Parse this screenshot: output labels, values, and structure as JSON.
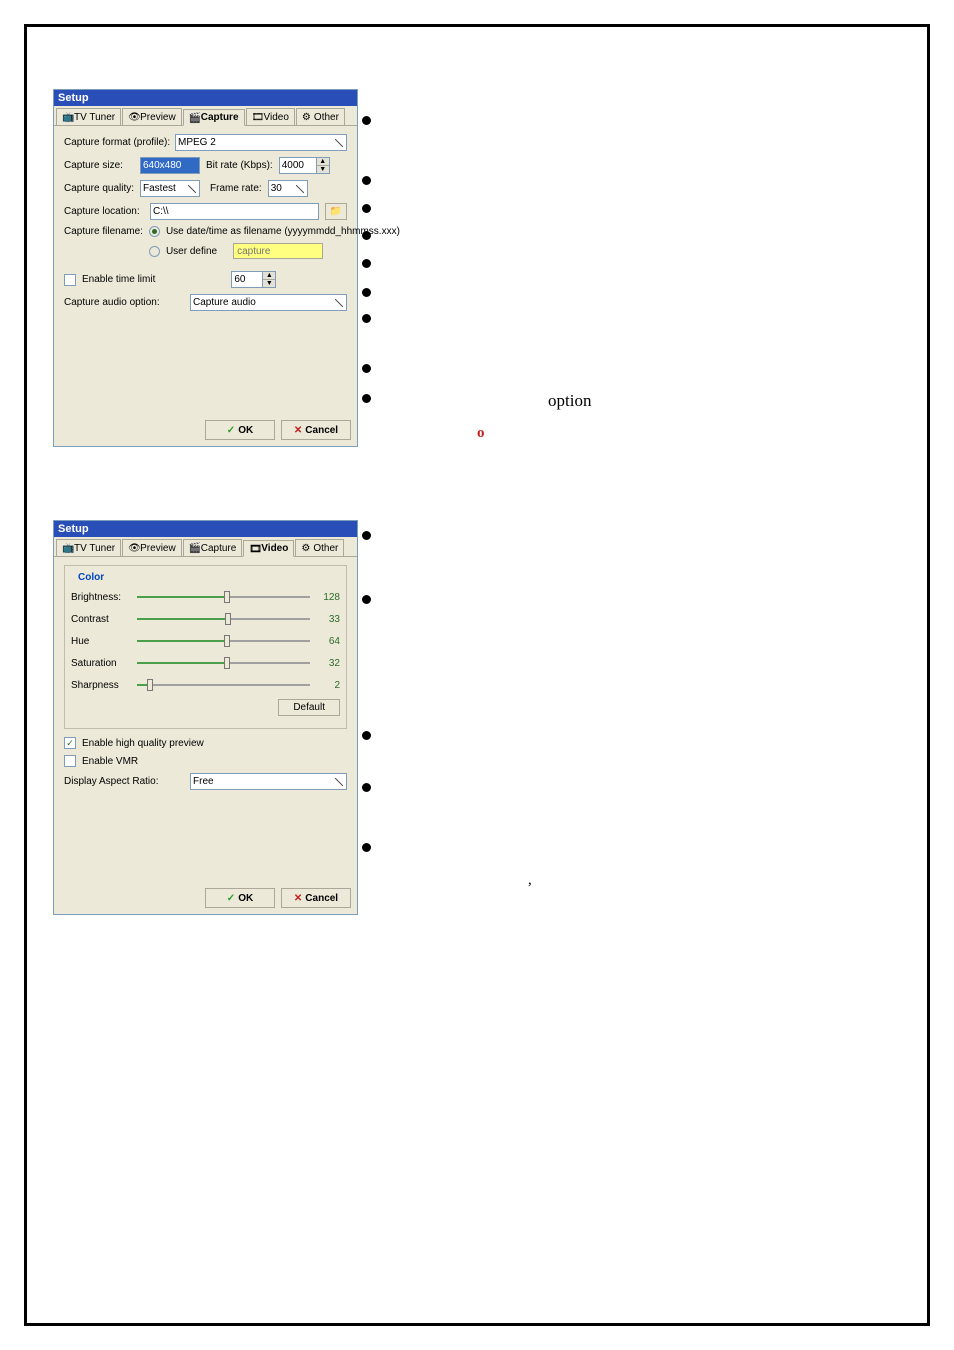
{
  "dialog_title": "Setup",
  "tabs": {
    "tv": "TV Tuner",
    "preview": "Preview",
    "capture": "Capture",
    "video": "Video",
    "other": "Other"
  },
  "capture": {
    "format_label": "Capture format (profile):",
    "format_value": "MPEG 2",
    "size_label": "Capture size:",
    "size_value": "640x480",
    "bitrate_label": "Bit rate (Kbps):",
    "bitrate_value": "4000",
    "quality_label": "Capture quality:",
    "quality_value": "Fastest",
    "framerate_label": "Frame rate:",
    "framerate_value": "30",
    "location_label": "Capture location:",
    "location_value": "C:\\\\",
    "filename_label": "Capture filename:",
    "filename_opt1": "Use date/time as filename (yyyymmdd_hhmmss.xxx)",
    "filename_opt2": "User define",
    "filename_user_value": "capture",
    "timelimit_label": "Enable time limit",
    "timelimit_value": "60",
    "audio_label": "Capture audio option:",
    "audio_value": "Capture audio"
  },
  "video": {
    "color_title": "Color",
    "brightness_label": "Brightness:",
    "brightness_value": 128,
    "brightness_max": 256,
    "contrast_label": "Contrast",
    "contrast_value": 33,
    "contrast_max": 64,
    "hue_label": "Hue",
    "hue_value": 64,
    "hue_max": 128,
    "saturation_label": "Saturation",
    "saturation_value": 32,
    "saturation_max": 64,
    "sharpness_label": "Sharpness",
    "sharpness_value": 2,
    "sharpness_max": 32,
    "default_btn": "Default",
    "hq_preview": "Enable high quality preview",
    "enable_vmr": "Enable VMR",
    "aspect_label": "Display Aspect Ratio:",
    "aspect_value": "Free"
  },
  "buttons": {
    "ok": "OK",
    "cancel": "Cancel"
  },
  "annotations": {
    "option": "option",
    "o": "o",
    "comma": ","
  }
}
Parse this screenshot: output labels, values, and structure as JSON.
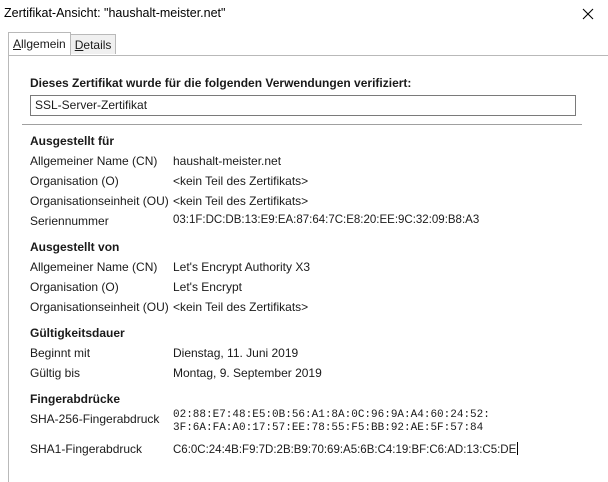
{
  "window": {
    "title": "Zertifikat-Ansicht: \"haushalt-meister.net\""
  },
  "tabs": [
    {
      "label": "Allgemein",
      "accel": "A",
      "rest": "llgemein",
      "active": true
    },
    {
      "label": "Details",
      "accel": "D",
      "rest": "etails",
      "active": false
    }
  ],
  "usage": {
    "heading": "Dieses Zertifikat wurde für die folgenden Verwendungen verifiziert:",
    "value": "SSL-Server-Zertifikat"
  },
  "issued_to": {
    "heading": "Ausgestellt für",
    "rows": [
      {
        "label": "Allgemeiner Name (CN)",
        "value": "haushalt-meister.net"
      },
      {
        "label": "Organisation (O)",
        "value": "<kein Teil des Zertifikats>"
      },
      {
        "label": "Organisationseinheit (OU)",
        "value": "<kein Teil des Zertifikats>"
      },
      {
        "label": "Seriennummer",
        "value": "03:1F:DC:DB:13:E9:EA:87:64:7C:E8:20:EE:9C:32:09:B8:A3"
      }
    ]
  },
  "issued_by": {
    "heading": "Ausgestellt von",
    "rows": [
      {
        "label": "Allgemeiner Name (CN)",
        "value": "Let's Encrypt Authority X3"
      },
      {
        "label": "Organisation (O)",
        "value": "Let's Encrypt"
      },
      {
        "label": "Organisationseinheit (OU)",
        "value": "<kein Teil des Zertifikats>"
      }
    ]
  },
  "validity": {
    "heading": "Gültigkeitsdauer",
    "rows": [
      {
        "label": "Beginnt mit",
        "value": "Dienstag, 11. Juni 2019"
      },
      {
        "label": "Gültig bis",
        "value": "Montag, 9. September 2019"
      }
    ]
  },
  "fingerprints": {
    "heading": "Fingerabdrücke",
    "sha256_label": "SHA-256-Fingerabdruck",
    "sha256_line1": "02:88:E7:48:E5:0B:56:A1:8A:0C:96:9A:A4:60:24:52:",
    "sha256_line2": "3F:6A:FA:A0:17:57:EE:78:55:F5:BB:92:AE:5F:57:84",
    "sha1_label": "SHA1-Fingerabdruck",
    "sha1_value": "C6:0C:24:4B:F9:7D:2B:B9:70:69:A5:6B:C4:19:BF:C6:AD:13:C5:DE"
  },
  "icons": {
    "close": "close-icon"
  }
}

§

• _The task_: Repeat every record precisely. Any picture among them stays out of the copy.

• _Task result_:
Parse this screenshot: output labels, values, and structure as JSON.
{
  "dialog_title": "Setup",
  "tabs": {
    "tv": "TV Tuner",
    "preview": "Preview",
    "capture": "Capture",
    "video": "Video",
    "other": "Other"
  },
  "capture": {
    "format_label": "Capture format (profile):",
    "format_value": "MPEG 2",
    "size_label": "Capture size:",
    "size_value": "640x480",
    "bitrate_label": "Bit rate (Kbps):",
    "bitrate_value": "4000",
    "quality_label": "Capture quality:",
    "quality_value": "Fastest",
    "framerate_label": "Frame rate:",
    "framerate_value": "30",
    "location_label": "Capture location:",
    "location_value": "C:\\\\",
    "filename_label": "Capture filename:",
    "filename_opt1": "Use date/time as filename (yyyymmdd_hhmmss.xxx)",
    "filename_opt2": "User define",
    "filename_user_value": "capture",
    "timelimit_label": "Enable time limit",
    "timelimit_value": "60",
    "audio_label": "Capture audio option:",
    "audio_value": "Capture audio"
  },
  "video": {
    "color_title": "Color",
    "brightness_label": "Brightness:",
    "brightness_value": 128,
    "brightness_max": 256,
    "contrast_label": "Contrast",
    "contrast_value": 33,
    "contrast_max": 64,
    "hue_label": "Hue",
    "hue_value": 64,
    "hue_max": 128,
    "saturation_label": "Saturation",
    "saturation_value": 32,
    "saturation_max": 64,
    "sharpness_label": "Sharpness",
    "sharpness_value": 2,
    "sharpness_max": 32,
    "default_btn": "Default",
    "hq_preview": "Enable high quality preview",
    "enable_vmr": "Enable VMR",
    "aspect_label": "Display Aspect Ratio:",
    "aspect_value": "Free"
  },
  "buttons": {
    "ok": "OK",
    "cancel": "Cancel"
  },
  "annotations": {
    "option": "option",
    "o": "o",
    "comma": ","
  }
}
Parse this screenshot: output labels, values, and structure as JSON.
{
  "window": {
    "title": "Zertifikat-Ansicht: \"haushalt-meister.net\""
  },
  "tabs": [
    {
      "label": "Allgemein",
      "accel": "A",
      "rest": "llgemein",
      "active": true
    },
    {
      "label": "Details",
      "accel": "D",
      "rest": "etails",
      "active": false
    }
  ],
  "usage": {
    "heading": "Dieses Zertifikat wurde für die folgenden Verwendungen verifiziert:",
    "value": "SSL-Server-Zertifikat"
  },
  "issued_to": {
    "heading": "Ausgestellt für",
    "rows": [
      {
        "label": "Allgemeiner Name (CN)",
        "value": "haushalt-meister.net"
      },
      {
        "label": "Organisation (O)",
        "value": "<kein Teil des Zertifikats>"
      },
      {
        "label": "Organisationseinheit (OU)",
        "value": "<kein Teil des Zertifikats>"
      },
      {
        "label": "Seriennummer",
        "value": "03:1F:DC:DB:13:E9:EA:87:64:7C:E8:20:EE:9C:32:09:B8:A3"
      }
    ]
  },
  "issued_by": {
    "heading": "Ausgestellt von",
    "rows": [
      {
        "label": "Allgemeiner Name (CN)",
        "value": "Let's Encrypt Authority X3"
      },
      {
        "label": "Organisation (O)",
        "value": "Let's Encrypt"
      },
      {
        "label": "Organisationseinheit (OU)",
        "value": "<kein Teil des Zertifikats>"
      }
    ]
  },
  "validity": {
    "heading": "Gültigkeitsdauer",
    "rows": [
      {
        "label": "Beginnt mit",
        "value": "Dienstag, 11. Juni 2019"
      },
      {
        "label": "Gültig bis",
        "value": "Montag, 9. September 2019"
      }
    ]
  },
  "fingerprints": {
    "heading": "Fingerabdrücke",
    "sha256_label": "SHA-256-Fingerabdruck",
    "sha256_line1": "02:88:E7:48:E5:0B:56:A1:8A:0C:96:9A:A4:60:24:52:",
    "sha256_line2": "3F:6A:FA:A0:17:57:EE:78:55:F5:BB:92:AE:5F:57:84",
    "sha1_label": "SHA1-Fingerabdruck",
    "sha1_value": "C6:0C:24:4B:F9:7D:2B:B9:70:69:A5:6B:C4:19:BF:C6:AD:13:C5:DE"
  },
  "icons": {
    "close": "close-icon"
  }
}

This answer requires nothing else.